- TASK STATEMENT: Rewrite the listing from its first line through the line containing "accum-title: Bearish: Distrubtion", inclusive, as a numbered list with any blank lines omitted.

--- begin ---

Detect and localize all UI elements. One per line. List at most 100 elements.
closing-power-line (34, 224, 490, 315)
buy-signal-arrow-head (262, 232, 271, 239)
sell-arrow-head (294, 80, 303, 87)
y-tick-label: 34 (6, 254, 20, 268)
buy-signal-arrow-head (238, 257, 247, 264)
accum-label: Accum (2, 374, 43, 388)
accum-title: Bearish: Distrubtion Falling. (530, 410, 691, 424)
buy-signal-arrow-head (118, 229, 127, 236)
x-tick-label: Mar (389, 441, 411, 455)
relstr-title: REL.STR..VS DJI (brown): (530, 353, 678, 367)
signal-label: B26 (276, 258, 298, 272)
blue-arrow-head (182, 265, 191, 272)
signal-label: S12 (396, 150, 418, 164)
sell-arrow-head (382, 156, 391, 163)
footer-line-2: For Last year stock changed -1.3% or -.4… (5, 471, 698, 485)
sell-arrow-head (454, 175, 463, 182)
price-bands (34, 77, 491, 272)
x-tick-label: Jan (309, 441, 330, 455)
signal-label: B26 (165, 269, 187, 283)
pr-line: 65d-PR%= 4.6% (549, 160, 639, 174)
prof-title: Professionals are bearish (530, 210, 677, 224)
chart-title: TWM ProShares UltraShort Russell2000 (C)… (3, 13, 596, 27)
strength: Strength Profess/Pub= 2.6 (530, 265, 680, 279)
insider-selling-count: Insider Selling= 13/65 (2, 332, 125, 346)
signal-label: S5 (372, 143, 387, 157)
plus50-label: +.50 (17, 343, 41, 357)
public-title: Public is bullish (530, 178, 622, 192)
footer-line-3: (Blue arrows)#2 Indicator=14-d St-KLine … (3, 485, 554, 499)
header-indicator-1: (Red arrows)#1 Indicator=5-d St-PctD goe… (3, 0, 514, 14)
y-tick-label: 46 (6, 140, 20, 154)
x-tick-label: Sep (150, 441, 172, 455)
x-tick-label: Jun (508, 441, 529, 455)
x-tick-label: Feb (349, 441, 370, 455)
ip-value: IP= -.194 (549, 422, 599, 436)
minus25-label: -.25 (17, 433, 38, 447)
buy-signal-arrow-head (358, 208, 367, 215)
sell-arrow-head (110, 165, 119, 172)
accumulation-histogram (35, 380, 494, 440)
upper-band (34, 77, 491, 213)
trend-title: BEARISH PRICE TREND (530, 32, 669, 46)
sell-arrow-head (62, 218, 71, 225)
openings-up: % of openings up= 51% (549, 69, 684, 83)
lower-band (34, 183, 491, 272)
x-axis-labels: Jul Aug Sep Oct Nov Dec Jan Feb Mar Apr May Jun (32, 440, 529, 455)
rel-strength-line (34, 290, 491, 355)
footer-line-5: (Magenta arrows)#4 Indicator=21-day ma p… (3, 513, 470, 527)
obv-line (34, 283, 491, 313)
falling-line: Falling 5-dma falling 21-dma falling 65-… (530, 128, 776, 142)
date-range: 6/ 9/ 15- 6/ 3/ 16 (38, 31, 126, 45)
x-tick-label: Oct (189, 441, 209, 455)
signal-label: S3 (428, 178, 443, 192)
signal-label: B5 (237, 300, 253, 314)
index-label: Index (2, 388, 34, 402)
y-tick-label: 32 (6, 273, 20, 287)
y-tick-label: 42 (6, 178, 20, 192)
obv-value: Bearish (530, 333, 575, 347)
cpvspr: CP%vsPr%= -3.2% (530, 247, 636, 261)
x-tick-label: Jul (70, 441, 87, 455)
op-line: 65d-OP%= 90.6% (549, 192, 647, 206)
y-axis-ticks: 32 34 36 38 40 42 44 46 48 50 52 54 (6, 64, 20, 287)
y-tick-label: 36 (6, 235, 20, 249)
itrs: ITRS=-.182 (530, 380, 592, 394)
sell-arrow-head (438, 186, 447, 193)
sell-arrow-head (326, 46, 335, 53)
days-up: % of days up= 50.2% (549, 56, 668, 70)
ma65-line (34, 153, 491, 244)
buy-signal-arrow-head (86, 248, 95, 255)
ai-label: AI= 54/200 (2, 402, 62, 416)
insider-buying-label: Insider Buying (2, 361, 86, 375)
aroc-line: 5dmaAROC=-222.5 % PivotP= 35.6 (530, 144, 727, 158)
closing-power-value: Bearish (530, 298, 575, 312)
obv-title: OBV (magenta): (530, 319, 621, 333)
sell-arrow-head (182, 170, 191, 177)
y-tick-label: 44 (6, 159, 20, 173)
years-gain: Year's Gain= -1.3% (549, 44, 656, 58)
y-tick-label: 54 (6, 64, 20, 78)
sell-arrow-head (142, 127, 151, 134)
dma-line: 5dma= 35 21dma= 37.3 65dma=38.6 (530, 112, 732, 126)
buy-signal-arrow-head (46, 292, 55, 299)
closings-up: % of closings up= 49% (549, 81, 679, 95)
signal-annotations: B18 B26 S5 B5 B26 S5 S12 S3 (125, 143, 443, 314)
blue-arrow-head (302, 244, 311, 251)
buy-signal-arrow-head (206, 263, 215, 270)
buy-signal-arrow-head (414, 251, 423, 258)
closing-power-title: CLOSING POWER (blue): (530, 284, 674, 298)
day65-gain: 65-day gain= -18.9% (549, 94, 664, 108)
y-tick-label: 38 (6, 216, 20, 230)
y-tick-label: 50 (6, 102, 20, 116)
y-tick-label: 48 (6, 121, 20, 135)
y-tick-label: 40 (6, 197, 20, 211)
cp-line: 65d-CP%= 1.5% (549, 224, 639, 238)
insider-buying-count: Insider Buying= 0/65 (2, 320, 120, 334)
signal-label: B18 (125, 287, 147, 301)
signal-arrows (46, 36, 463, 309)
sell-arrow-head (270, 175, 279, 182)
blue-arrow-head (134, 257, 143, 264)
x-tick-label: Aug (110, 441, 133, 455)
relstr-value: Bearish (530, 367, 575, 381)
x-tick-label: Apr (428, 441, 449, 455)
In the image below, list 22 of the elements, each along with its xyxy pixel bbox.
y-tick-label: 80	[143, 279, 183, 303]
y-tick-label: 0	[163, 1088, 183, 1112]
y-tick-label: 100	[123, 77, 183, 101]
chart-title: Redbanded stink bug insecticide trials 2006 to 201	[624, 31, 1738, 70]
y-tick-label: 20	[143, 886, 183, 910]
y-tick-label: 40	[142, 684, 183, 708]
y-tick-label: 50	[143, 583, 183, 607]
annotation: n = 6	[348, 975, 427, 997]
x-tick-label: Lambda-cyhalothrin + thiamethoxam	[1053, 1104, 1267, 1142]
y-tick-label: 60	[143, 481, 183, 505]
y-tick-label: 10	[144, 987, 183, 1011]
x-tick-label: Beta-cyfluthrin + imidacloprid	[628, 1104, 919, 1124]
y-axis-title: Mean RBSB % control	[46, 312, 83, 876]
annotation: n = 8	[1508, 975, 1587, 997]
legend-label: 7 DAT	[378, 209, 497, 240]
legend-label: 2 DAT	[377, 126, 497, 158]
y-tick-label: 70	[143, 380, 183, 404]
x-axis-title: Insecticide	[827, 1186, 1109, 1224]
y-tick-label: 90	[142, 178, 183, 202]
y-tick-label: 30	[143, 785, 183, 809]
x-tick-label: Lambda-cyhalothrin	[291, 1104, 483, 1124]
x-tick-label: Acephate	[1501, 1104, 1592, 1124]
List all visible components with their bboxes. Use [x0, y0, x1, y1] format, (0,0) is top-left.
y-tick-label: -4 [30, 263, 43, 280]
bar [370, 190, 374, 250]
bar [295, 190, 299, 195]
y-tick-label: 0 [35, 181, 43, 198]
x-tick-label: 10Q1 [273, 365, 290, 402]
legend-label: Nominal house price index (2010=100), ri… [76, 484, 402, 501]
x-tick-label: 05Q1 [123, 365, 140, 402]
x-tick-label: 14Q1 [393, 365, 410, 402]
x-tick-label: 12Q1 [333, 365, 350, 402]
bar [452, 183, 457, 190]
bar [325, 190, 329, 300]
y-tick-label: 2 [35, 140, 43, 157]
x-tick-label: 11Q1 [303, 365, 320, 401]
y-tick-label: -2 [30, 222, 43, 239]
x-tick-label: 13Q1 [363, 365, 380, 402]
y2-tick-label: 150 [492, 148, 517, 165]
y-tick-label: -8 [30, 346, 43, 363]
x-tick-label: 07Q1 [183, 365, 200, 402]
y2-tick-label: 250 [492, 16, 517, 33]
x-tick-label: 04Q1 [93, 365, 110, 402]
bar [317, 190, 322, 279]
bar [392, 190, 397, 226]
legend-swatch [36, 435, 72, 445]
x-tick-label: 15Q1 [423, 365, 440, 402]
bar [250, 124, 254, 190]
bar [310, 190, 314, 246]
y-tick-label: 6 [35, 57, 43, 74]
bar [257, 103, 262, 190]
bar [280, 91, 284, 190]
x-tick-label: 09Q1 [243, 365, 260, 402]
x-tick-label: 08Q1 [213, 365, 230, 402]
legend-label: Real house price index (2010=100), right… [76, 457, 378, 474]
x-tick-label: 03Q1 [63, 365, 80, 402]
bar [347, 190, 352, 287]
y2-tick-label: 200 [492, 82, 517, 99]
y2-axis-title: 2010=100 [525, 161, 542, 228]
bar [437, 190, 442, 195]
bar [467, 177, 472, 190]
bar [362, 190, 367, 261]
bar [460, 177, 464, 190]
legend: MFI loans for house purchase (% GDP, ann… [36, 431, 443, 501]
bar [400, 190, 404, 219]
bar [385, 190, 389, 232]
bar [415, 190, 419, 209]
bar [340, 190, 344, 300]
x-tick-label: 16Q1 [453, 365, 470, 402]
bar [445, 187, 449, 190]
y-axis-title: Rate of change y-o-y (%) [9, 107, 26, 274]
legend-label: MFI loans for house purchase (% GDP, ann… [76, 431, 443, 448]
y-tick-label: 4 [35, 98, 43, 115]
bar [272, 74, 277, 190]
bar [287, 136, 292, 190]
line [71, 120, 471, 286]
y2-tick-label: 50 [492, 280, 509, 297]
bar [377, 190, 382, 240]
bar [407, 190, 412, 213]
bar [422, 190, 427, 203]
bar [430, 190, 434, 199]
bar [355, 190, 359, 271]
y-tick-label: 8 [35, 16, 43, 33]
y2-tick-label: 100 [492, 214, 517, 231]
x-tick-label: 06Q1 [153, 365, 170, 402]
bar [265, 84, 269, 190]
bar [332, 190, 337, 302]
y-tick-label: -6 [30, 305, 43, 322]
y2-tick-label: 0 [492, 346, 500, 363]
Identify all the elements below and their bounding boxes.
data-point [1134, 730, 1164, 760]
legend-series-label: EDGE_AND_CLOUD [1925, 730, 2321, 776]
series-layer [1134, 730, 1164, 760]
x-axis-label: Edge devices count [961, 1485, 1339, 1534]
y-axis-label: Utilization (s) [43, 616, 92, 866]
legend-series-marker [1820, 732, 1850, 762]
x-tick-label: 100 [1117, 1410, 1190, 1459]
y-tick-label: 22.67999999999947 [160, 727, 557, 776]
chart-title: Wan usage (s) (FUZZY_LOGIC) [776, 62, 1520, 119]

--- end ---

- FULL SOLUTION:
1. Detect and localize all UI elements. One per line. List at most 100 elements.
2. closing-power-line (34, 224, 490, 315)
3. buy-signal-arrow-head (262, 232, 271, 239)
4. sell-arrow-head (294, 80, 303, 87)
5. y-tick-label: 34 (6, 254, 20, 268)
6. buy-signal-arrow-head (238, 257, 247, 264)
7. accum-label: Accum (2, 374, 43, 388)
8. accum-title: Bearish: Distrubtion Falling. (530, 410, 691, 424)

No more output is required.